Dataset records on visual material
(begin)

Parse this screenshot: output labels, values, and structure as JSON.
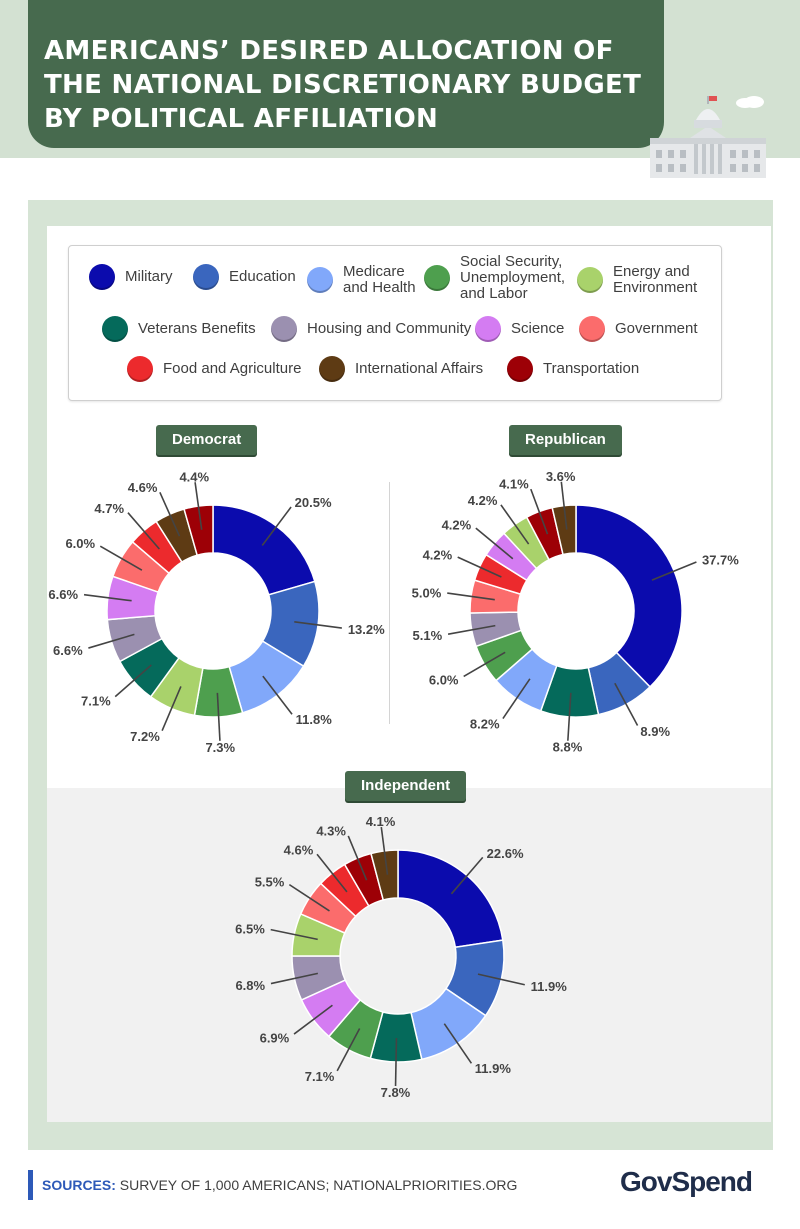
{
  "header": {
    "title_line1": "AMERICANS’ DESIRED ALLOCATION OF",
    "title_line2": "THE NATIONAL DISCRETIONARY BUDGET",
    "title_line3": "BY POLITICAL AFFILIATION"
  },
  "legend": {
    "items": [
      {
        "label": "Military",
        "color": "#0b0bad"
      },
      {
        "label": "Education",
        "color": "#3a66be"
      },
      {
        "label": "Medicare\nand Health",
        "color": "#81a8fa"
      },
      {
        "label": "Social Security,\nUnemployment,\nand Labor",
        "color": "#4e9f4e"
      },
      {
        "label": "Energy and\nEnvironment",
        "color": "#a9d26b"
      },
      {
        "label": "Veterans Benefits",
        "color": "#056a5b"
      },
      {
        "label": "Housing and Community",
        "color": "#9b90b0"
      },
      {
        "label": "Science",
        "color": "#d47cf2"
      },
      {
        "label": "Government",
        "color": "#fb6c6c"
      },
      {
        "label": "Food and Agriculture",
        "color": "#ec2a2d"
      },
      {
        "label": "International Affairs",
        "color": "#5e3b14"
      },
      {
        "label": "Transportation",
        "color": "#9d0006"
      }
    ]
  },
  "chart_data": [
    {
      "type": "pie",
      "title": "Democrat",
      "categories": [
        "Military",
        "Education",
        "Medicare and Health",
        "Social Security, Unemployment, and Labor",
        "Energy and Environment",
        "Veterans Benefits",
        "Housing and Community",
        "Science",
        "Government",
        "Food and Agriculture",
        "International Affairs",
        "Transportation"
      ],
      "values": [
        20.5,
        13.2,
        11.8,
        7.3,
        7.2,
        7.1,
        6.6,
        6.6,
        6.0,
        4.7,
        4.6,
        4.4
      ],
      "labels": [
        "20.5%",
        "13.2%",
        "11.8%",
        "7.3%",
        "7.2%",
        "7.1%",
        "6.6%",
        "6.6%",
        "6.0%",
        "4.7%",
        "4.6%",
        "4.4%"
      ]
    },
    {
      "type": "pie",
      "title": "Republican",
      "categories": [
        "Military",
        "Education",
        "Veterans Benefits",
        "Medicare and Health",
        "Social Security, Unemployment, and Labor",
        "Housing and Community",
        "Government",
        "Food and Agriculture",
        "Science",
        "Energy and Environment",
        "Transportation",
        "International Affairs"
      ],
      "values": [
        37.7,
        8.9,
        8.8,
        8.2,
        6.0,
        5.1,
        5.0,
        4.2,
        4.2,
        4.2,
        4.1,
        3.6
      ],
      "labels": [
        "37.7%",
        "8.9%",
        "8.8%",
        "8.2%",
        "6.0%",
        "5.1%",
        "5.0%",
        "4.2%",
        "4.2%",
        "4.2%",
        "4.1%",
        "3.6%"
      ]
    },
    {
      "type": "pie",
      "title": "Independent",
      "categories": [
        "Military",
        "Education",
        "Medicare and Health",
        "Veterans Benefits",
        "Social Security, Unemployment, and Labor",
        "Science",
        "Housing and Community",
        "Energy and Environment",
        "Government",
        "Food and Agriculture",
        "Transportation",
        "International Affairs"
      ],
      "values": [
        22.6,
        11.9,
        11.9,
        7.8,
        7.1,
        6.9,
        6.8,
        6.5,
        5.5,
        4.6,
        4.3,
        4.1
      ],
      "labels": [
        "22.6%",
        "11.9%",
        "11.9%",
        "7.8%",
        "7.1%",
        "6.9%",
        "6.8%",
        "6.5%",
        "5.5%",
        "4.6%",
        "4.3%",
        "4.1%"
      ]
    }
  ],
  "footer": {
    "sources_label": "SOURCES:",
    "sources_text": "SURVEY OF 1,000 AMERICANS; NATIONALPRIORITIES.ORG",
    "logo_text": "GovSpend"
  }
}
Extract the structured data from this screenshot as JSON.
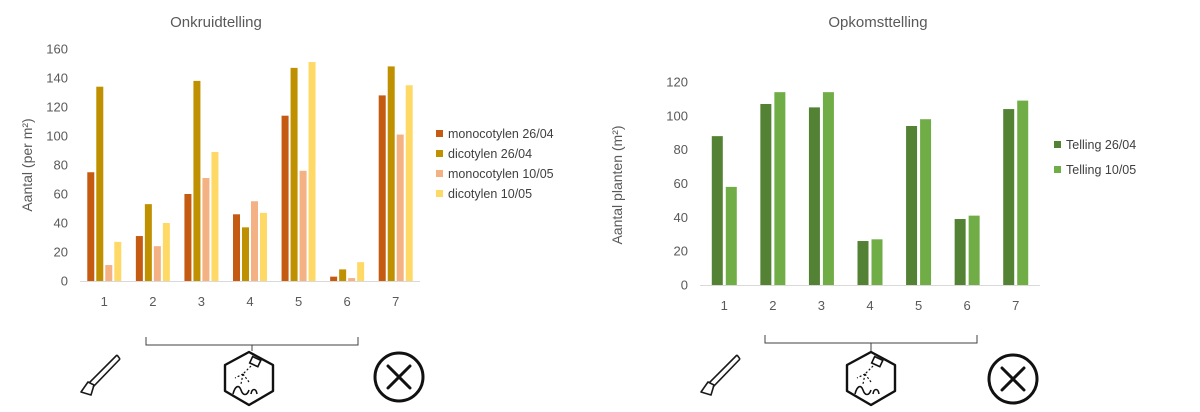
{
  "chart_data": [
    {
      "type": "bar",
      "title": "Onkruidtelling",
      "xlabel": "",
      "ylabel": "Aantal (per m²)",
      "categories": [
        "1",
        "2",
        "3",
        "4",
        "5",
        "6",
        "7"
      ],
      "ylim": [
        0,
        160
      ],
      "yticks": [
        0,
        20,
        40,
        60,
        80,
        100,
        120,
        140,
        160
      ],
      "grid": false,
      "legend_position": "right",
      "series": [
        {
          "name": "monocotylen 26/04",
          "color": "#C55A11",
          "values": [
            75,
            31,
            60,
            46,
            114,
            3,
            128
          ]
        },
        {
          "name": "dicotylen 26/04",
          "color": "#BF9000",
          "values": [
            134,
            53,
            138,
            37,
            147,
            8,
            148
          ]
        },
        {
          "name": "monocotylen 10/05",
          "color": "#F4B183",
          "values": [
            11,
            24,
            71,
            55,
            76,
            2,
            101
          ]
        },
        {
          "name": "dicotylen 10/05",
          "color": "#FFD966",
          "values": [
            27,
            40,
            89,
            47,
            151,
            13,
            135
          ]
        }
      ]
    },
    {
      "type": "bar",
      "title": "Opkomsttelling",
      "xlabel": "",
      "ylabel": "Aantal planten (m²)",
      "categories": [
        "1",
        "2",
        "3",
        "4",
        "5",
        "6",
        "7"
      ],
      "ylim": [
        0,
        120
      ],
      "yticks": [
        0,
        20,
        40,
        60,
        80,
        100,
        120
      ],
      "grid": false,
      "legend_position": "right",
      "series": [
        {
          "name": "Telling 26/04",
          "color": "#548235",
          "values": [
            88,
            107,
            105,
            26,
            94,
            39,
            104
          ]
        },
        {
          "name": "Telling 10/05",
          "color": "#70AD47",
          "values": [
            58,
            114,
            114,
            27,
            98,
            41,
            109
          ]
        }
      ]
    }
  ],
  "icons": {
    "treatment_1": "hoe-icon",
    "treatment_2_6": "sprayer-icon",
    "treatment_7": "no-treatment-icon"
  }
}
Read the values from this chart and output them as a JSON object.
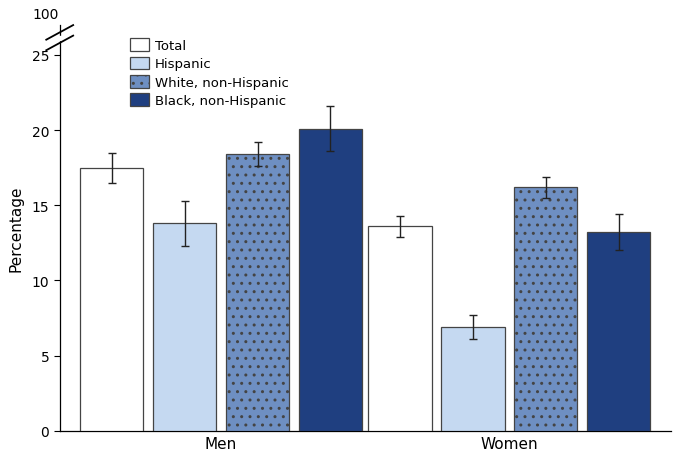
{
  "groups": [
    "Men",
    "Women"
  ],
  "categories": [
    "Total",
    "Hispanic",
    "White, non-Hispanic",
    "Black, non-Hispanic"
  ],
  "values": {
    "Men": [
      17.5,
      13.8,
      18.4,
      20.1
    ],
    "Women": [
      13.6,
      6.9,
      16.2,
      13.2
    ]
  },
  "errors": {
    "Men": [
      1.0,
      1.5,
      0.8,
      1.5
    ],
    "Women": [
      0.7,
      0.8,
      0.7,
      1.2
    ]
  },
  "bar_colors": [
    "#ffffff",
    "#c5d9f1",
    "#6e8fc2",
    "#1f3f80"
  ],
  "bar_edge_colors": [
    "#444444",
    "#444444",
    "#444444",
    "#444444"
  ],
  "ylabel": "Percentage",
  "yticks": [
    0,
    5,
    10,
    15,
    20,
    25
  ],
  "ytick_top_label": "100",
  "ylim": [
    0,
    27
  ],
  "bar_width": 0.11,
  "background_color": "#ffffff",
  "legend_labels": [
    "Total",
    "Hispanic",
    "White, non-Hispanic",
    "Black, non-Hispanic"
  ],
  "error_color": "#222222",
  "error_capsize": 3,
  "group_centers": [
    0.28,
    0.78
  ],
  "xlim": [
    0.0,
    1.06
  ]
}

(end)

Goal of the exercise
Gather each line in these records that contains the string "Transportation".

The response
        "label": "Transportation",
        "Transportation"
        "Transportation",
        "Transportation",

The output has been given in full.